Exercise — Wherever the word "Classter" shows up in a line, please copy that line.
■ ■ ■ ■ ■ ■ ■
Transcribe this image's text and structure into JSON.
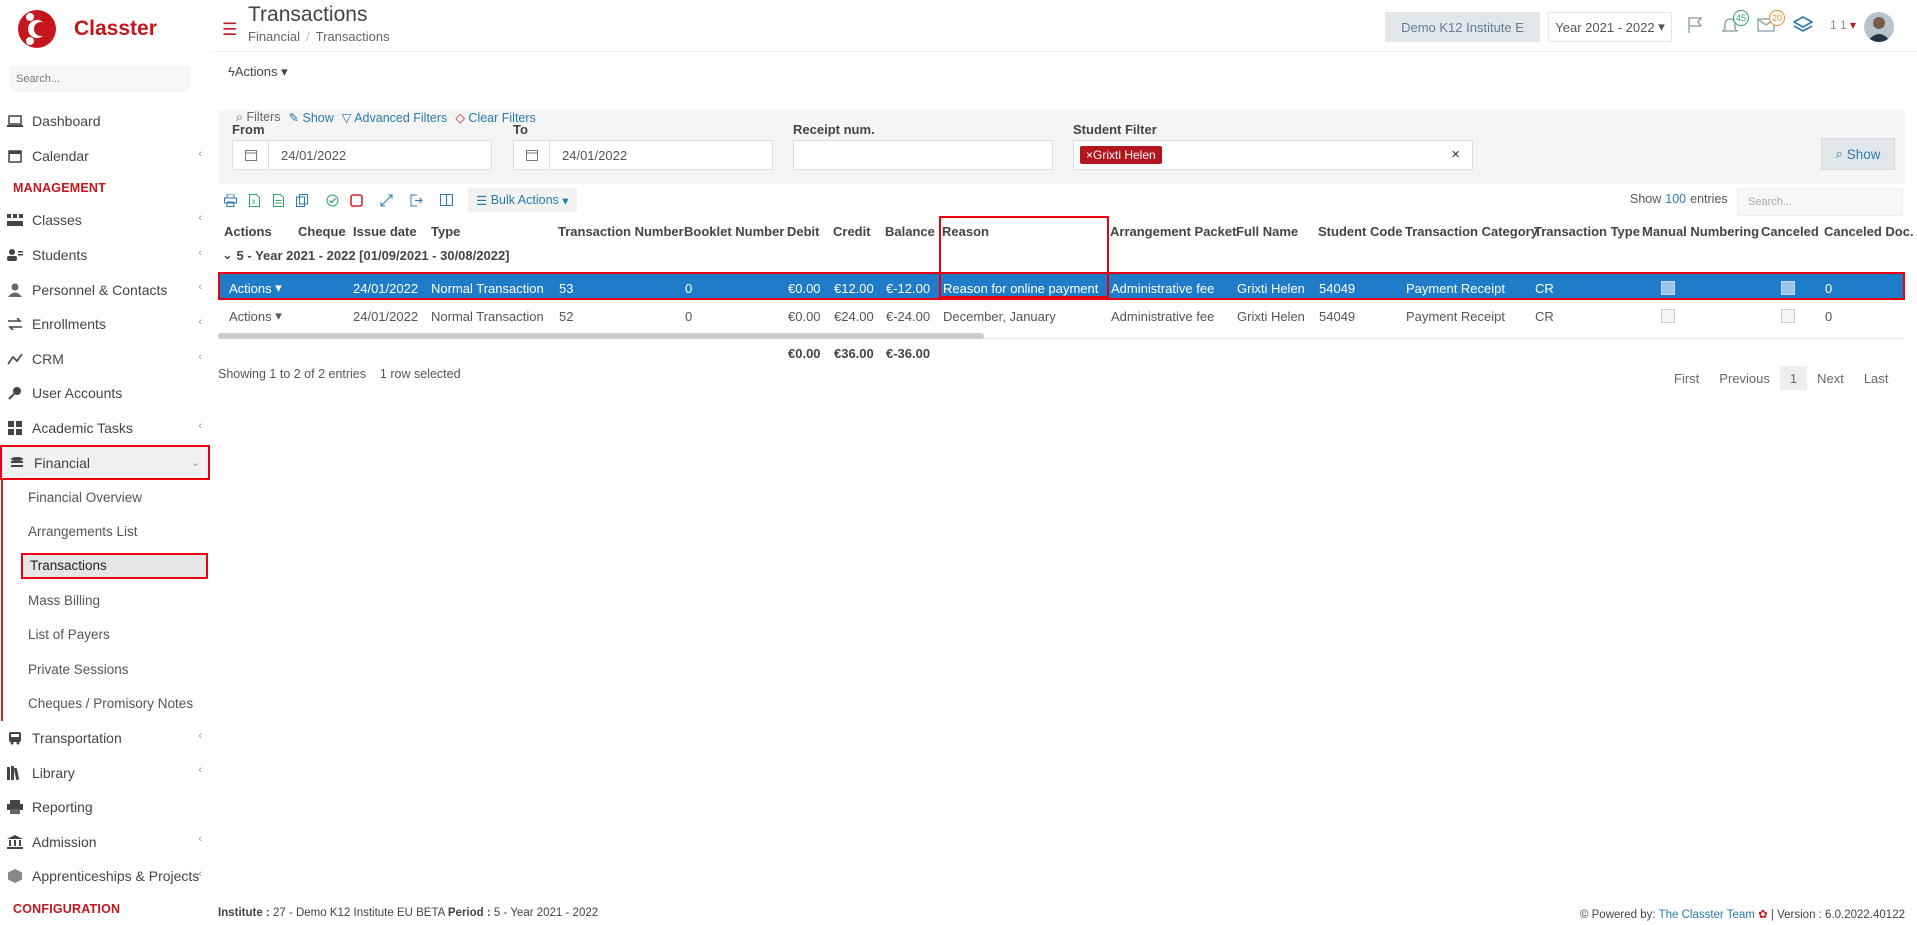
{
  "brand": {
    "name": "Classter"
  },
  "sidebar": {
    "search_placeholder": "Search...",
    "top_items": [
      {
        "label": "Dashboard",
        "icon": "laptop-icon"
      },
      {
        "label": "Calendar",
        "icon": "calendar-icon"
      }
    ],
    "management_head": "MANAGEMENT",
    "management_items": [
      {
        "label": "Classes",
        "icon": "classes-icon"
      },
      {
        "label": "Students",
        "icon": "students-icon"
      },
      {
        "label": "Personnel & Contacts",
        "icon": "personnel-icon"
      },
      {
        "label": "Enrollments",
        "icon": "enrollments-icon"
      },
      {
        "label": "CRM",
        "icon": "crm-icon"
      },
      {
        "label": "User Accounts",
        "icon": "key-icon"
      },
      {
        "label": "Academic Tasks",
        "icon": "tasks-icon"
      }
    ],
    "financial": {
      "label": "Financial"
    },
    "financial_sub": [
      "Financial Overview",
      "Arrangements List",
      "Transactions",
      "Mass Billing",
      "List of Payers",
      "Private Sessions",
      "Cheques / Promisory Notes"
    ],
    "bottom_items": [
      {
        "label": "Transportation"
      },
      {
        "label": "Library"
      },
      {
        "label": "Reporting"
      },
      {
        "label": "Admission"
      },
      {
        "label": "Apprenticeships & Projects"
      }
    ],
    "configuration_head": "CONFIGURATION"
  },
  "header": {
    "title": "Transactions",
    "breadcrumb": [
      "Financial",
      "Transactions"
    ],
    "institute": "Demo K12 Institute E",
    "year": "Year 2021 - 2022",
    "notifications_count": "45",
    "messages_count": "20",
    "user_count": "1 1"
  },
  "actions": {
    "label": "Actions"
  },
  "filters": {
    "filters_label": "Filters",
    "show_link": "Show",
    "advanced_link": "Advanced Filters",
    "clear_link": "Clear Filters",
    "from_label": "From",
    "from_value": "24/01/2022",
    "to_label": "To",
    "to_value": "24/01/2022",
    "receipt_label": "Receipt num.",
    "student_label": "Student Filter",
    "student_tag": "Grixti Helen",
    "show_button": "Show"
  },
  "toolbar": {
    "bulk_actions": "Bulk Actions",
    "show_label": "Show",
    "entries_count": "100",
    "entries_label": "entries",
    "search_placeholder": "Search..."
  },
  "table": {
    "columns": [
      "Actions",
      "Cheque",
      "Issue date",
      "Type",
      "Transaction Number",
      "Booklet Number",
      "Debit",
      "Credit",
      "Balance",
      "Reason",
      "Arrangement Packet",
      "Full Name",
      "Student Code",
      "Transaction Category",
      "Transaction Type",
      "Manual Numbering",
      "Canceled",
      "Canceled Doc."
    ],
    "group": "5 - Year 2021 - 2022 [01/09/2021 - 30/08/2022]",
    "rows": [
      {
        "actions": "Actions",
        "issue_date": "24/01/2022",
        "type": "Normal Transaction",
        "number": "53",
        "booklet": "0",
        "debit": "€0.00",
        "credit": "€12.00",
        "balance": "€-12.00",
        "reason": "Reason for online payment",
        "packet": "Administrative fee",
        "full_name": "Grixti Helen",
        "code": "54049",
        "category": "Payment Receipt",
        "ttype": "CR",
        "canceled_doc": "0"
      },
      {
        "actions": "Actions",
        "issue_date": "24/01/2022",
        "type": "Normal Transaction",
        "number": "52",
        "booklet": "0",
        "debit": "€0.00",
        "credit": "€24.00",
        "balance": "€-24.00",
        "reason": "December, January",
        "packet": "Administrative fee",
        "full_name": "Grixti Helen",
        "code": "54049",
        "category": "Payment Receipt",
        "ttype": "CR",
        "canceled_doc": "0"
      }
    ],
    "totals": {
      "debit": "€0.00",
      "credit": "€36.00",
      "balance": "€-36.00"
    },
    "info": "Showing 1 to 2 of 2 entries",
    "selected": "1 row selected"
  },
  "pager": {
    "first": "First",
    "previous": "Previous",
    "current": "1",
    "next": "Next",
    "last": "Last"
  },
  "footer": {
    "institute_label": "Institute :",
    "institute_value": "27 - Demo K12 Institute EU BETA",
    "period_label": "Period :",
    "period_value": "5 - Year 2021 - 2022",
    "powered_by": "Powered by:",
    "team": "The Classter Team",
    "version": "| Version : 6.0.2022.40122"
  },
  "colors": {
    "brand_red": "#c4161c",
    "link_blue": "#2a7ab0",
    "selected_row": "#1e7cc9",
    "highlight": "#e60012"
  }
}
■ ■ ■ ■ ■ ■ ■
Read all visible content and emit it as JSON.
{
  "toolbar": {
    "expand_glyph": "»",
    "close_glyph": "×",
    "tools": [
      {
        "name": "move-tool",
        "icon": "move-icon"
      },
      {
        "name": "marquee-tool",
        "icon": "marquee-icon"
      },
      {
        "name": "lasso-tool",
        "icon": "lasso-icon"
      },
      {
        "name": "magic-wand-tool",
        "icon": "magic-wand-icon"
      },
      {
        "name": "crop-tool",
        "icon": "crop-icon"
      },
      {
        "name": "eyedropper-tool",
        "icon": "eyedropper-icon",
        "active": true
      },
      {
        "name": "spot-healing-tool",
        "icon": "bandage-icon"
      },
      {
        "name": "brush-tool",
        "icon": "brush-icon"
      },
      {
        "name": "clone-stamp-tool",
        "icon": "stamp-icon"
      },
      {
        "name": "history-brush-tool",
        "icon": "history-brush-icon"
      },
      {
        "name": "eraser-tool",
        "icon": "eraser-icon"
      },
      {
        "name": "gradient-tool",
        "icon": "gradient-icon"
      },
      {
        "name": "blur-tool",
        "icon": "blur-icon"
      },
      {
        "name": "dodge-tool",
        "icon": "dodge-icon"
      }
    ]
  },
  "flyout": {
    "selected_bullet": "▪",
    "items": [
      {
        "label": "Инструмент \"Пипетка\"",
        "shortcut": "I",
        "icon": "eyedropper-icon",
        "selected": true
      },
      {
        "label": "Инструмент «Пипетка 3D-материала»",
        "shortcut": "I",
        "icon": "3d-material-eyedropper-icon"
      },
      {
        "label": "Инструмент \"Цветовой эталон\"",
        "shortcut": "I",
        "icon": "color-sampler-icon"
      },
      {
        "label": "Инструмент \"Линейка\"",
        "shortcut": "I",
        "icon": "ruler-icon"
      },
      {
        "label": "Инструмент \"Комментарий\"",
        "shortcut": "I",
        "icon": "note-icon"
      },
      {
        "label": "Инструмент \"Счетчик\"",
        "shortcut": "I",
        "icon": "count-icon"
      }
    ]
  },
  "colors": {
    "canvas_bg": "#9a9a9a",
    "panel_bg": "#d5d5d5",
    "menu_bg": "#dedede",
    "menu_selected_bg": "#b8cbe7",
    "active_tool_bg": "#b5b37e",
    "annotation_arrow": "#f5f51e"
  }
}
■ ■ ■ ■ ■ ■ ■
Exercise answer —
    "name": "Classter"
    "team": "The Classter Team",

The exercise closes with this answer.